* [Element location data]:
........

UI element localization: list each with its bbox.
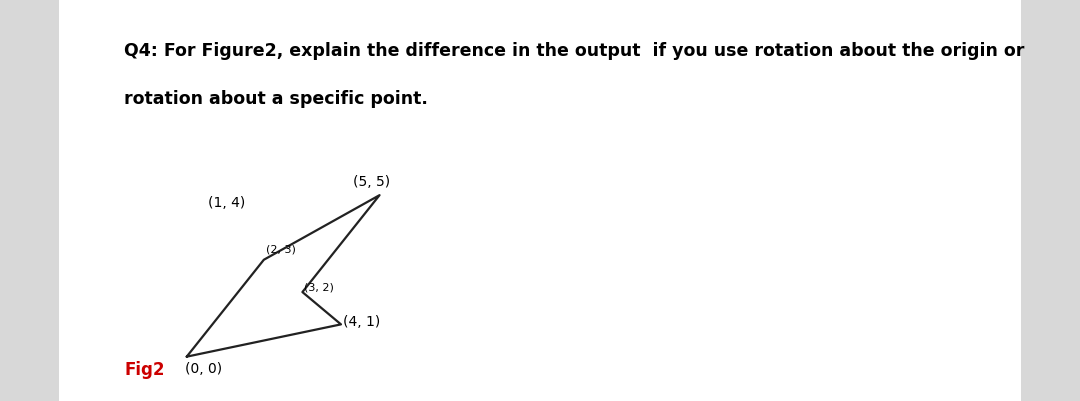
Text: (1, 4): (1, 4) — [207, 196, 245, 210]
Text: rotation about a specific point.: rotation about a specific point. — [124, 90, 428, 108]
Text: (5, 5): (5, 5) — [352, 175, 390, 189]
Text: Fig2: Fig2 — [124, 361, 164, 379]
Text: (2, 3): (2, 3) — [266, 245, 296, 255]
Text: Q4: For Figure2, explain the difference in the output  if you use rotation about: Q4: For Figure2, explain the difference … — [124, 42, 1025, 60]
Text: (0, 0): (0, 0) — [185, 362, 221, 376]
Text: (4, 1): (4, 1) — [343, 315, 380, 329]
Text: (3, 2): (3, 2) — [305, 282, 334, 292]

........

* [GIVEN EXERCISE]: Gather each line of the records that contains the string "rotation", treating uppercase and lowercase as different.

* [SOLUTION]:
Text: rotation about a specific point.: rotation about a specific point. — [124, 90, 428, 108]
Text: Q4: For Figure2, explain the difference in the output  if you use rotation about: Q4: For Figure2, explain the difference … — [124, 42, 1025, 60]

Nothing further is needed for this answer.